Data records
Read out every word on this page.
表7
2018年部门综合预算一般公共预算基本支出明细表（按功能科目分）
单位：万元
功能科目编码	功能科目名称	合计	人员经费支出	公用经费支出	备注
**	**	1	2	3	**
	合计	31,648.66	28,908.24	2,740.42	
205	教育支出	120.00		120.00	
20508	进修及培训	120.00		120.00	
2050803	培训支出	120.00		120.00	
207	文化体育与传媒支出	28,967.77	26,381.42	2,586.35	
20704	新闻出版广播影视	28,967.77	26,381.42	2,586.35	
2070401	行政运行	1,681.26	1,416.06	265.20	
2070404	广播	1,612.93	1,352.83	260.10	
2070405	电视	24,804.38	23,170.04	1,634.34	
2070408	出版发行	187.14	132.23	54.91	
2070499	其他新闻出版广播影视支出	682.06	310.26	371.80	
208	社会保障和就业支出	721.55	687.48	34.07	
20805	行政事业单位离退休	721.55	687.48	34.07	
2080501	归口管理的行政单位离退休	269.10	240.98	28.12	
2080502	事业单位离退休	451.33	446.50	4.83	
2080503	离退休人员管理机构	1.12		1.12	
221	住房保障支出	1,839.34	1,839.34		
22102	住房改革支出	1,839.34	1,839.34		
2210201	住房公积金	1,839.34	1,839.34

What to work on: Reproduce the entries above in full by retyping them exactly.

Solution for this exercise:
Read out every word on this page.
表7
2018年部门综合预算一般公共预算基本支出明细表（按功能科目分）
单位：万元
功能科目编码	功能科目名称	合计	人员经费支出	公用经费支出	备注
**	**	1	2	3	**
	合计	31,648.66	28,908.24	2,740.42	
205	教育支出	120.00		120.00	
20508	进修及培训	120.00		120.00	
2050803	培训支出	120.00		120.00	
207	文化体育与传媒支出	28,967.77	26,381.42	2,586.35	
20704	新闻出版广播影视	28,967.77	26,381.42	2,586.35	
2070401	行政运行	1,681.26	1,416.06	265.20	
2070404	广播	1,612.93	1,352.83	260.10	
2070405	电视	24,804.38	23,170.04	1,634.34	
2070408	出版发行	187.14	132.23	54.91	
2070499	其他新闻出版广播影视支出	682.06	310.26	371.80	
208	社会保障和就业支出	721.55	687.48	34.07	
20805	行政事业单位离退休	721.55	687.48	34.07	
2080501	归口管理的行政单位离退休	269.10	240.98	28.12	
2080502	事业单位离退休	451.33	446.50	4.83	
2080503	离退休人员管理机构	1.12		1.12	
221	住房保障支出	1,839.34	1,839.34		
22102	住房改革支出	1,839.34	1,839.34		
2210201	住房公积金	1,839.34	1,839.34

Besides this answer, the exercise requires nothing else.